# Task instructions
Your task is to quote the material that follows, in full and exactly.

# Information given
start

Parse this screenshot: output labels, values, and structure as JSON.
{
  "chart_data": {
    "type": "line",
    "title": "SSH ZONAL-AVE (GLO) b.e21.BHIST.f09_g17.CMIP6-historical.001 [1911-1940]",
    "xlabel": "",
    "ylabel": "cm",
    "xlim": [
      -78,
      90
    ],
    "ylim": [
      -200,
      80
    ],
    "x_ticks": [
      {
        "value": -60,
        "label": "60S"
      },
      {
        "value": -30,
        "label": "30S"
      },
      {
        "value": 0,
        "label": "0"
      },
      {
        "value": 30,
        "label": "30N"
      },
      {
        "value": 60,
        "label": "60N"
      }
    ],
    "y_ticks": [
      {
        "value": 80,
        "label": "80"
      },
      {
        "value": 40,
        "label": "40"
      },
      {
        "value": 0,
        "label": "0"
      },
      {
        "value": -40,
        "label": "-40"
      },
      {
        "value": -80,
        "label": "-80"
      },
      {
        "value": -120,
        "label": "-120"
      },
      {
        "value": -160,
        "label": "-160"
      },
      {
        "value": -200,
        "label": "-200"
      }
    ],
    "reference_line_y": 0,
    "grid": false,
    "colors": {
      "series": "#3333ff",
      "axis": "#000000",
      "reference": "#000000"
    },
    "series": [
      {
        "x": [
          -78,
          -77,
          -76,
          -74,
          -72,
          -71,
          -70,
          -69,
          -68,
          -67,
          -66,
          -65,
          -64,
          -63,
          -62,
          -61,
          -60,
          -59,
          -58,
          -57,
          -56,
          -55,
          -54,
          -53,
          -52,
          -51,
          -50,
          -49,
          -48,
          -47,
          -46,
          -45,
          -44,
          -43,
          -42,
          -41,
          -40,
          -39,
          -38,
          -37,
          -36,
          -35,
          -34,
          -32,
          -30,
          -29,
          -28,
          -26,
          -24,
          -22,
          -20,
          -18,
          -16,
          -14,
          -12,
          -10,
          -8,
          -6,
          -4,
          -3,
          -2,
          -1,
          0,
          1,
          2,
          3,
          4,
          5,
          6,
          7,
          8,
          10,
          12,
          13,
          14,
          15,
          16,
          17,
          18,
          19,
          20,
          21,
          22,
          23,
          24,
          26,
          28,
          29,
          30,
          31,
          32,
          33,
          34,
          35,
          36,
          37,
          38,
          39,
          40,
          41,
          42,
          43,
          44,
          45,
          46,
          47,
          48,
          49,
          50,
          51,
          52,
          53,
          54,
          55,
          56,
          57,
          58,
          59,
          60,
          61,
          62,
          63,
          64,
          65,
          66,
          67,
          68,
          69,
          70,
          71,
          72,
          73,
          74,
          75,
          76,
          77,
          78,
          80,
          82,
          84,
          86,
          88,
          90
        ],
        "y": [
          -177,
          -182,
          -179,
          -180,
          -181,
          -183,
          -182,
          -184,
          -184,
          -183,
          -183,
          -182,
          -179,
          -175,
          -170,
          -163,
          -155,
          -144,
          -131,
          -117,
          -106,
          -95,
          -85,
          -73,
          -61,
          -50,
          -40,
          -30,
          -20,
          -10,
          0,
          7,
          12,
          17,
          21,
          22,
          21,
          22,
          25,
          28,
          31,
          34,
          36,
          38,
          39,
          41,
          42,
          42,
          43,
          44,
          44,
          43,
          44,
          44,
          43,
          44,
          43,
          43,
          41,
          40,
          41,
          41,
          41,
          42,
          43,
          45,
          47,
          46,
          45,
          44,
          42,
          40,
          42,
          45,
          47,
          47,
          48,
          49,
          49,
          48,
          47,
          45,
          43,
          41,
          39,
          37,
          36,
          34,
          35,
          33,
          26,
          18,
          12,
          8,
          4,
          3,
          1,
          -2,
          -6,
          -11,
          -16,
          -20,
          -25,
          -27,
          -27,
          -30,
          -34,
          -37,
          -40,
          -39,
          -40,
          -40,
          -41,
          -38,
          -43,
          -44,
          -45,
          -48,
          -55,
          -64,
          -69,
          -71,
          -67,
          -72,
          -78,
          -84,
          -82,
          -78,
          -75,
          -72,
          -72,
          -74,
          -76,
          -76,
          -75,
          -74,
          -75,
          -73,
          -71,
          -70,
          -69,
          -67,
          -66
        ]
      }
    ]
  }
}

end

# Result for this task
Parse this screenshot: output labels, values, and structure as JSON.
{
  "chart_data": {
    "type": "line",
    "title": "SSH ZONAL-AVE (GLO) b.e21.BHIST.f09_g17.CMIP6-historical.001 [1911-1940]",
    "xlabel": "",
    "ylabel": "cm",
    "xlim": [
      -78,
      90
    ],
    "ylim": [
      -200,
      80
    ],
    "x_ticks": [
      {
        "value": -60,
        "label": "60S"
      },
      {
        "value": -30,
        "label": "30S"
      },
      {
        "value": 0,
        "label": "0"
      },
      {
        "value": 30,
        "label": "30N"
      },
      {
        "value": 60,
        "label": "60N"
      }
    ],
    "y_ticks": [
      {
        "value": 80,
        "label": "80"
      },
      {
        "value": 40,
        "label": "40"
      },
      {
        "value": 0,
        "label": "0"
      },
      {
        "value": -40,
        "label": "-40"
      },
      {
        "value": -80,
        "label": "-80"
      },
      {
        "value": -120,
        "label": "-120"
      },
      {
        "value": -160,
        "label": "-160"
      },
      {
        "value": -200,
        "label": "-200"
      }
    ],
    "reference_line_y": 0,
    "grid": false,
    "colors": {
      "series": "#3333ff",
      "axis": "#000000",
      "reference": "#000000"
    },
    "series": [
      {
        "x": [
          -78,
          -77,
          -76,
          -74,
          -72,
          -71,
          -70,
          -69,
          -68,
          -67,
          -66,
          -65,
          -64,
          -63,
          -62,
          -61,
          -60,
          -59,
          -58,
          -57,
          -56,
          -55,
          -54,
          -53,
          -52,
          -51,
          -50,
          -49,
          -48,
          -47,
          -46,
          -45,
          -44,
          -43,
          -42,
          -41,
          -40,
          -39,
          -38,
          -37,
          -36,
          -35,
          -34,
          -32,
          -30,
          -29,
          -28,
          -26,
          -24,
          -22,
          -20,
          -18,
          -16,
          -14,
          -12,
          -10,
          -8,
          -6,
          -4,
          -3,
          -2,
          -1,
          0,
          1,
          2,
          3,
          4,
          5,
          6,
          7,
          8,
          10,
          12,
          13,
          14,
          15,
          16,
          17,
          18,
          19,
          20,
          21,
          22,
          23,
          24,
          26,
          28,
          29,
          30,
          31,
          32,
          33,
          34,
          35,
          36,
          37,
          38,
          39,
          40,
          41,
          42,
          43,
          44,
          45,
          46,
          47,
          48,
          49,
          50,
          51,
          52,
          53,
          54,
          55,
          56,
          57,
          58,
          59,
          60,
          61,
          62,
          63,
          64,
          65,
          66,
          67,
          68,
          69,
          70,
          71,
          72,
          73,
          74,
          75,
          76,
          77,
          78,
          80,
          82,
          84,
          86,
          88,
          90
        ],
        "y": [
          -177,
          -182,
          -179,
          -180,
          -181,
          -183,
          -182,
          -184,
          -184,
          -183,
          -183,
          -182,
          -179,
          -175,
          -170,
          -163,
          -155,
          -144,
          -131,
          -117,
          -106,
          -95,
          -85,
          -73,
          -61,
          -50,
          -40,
          -30,
          -20,
          -10,
          0,
          7,
          12,
          17,
          21,
          22,
          21,
          22,
          25,
          28,
          31,
          34,
          36,
          38,
          39,
          41,
          42,
          42,
          43,
          44,
          44,
          43,
          44,
          44,
          43,
          44,
          43,
          43,
          41,
          40,
          41,
          41,
          41,
          42,
          43,
          45,
          47,
          46,
          45,
          44,
          42,
          40,
          42,
          45,
          47,
          47,
          48,
          49,
          49,
          48,
          47,
          45,
          43,
          41,
          39,
          37,
          36,
          34,
          35,
          33,
          26,
          18,
          12,
          8,
          4,
          3,
          1,
          -2,
          -6,
          -11,
          -16,
          -20,
          -25,
          -27,
          -27,
          -30,
          -34,
          -37,
          -40,
          -39,
          -40,
          -40,
          -41,
          -38,
          -43,
          -44,
          -45,
          -48,
          -55,
          -64,
          -69,
          -71,
          -67,
          -72,
          -78,
          -84,
          -82,
          -78,
          -75,
          -72,
          -72,
          -74,
          -76,
          -76,
          -75,
          -74,
          -75,
          -73,
          -71,
          -70,
          -69,
          -67,
          -66
        ]
      }
    ]
  }
}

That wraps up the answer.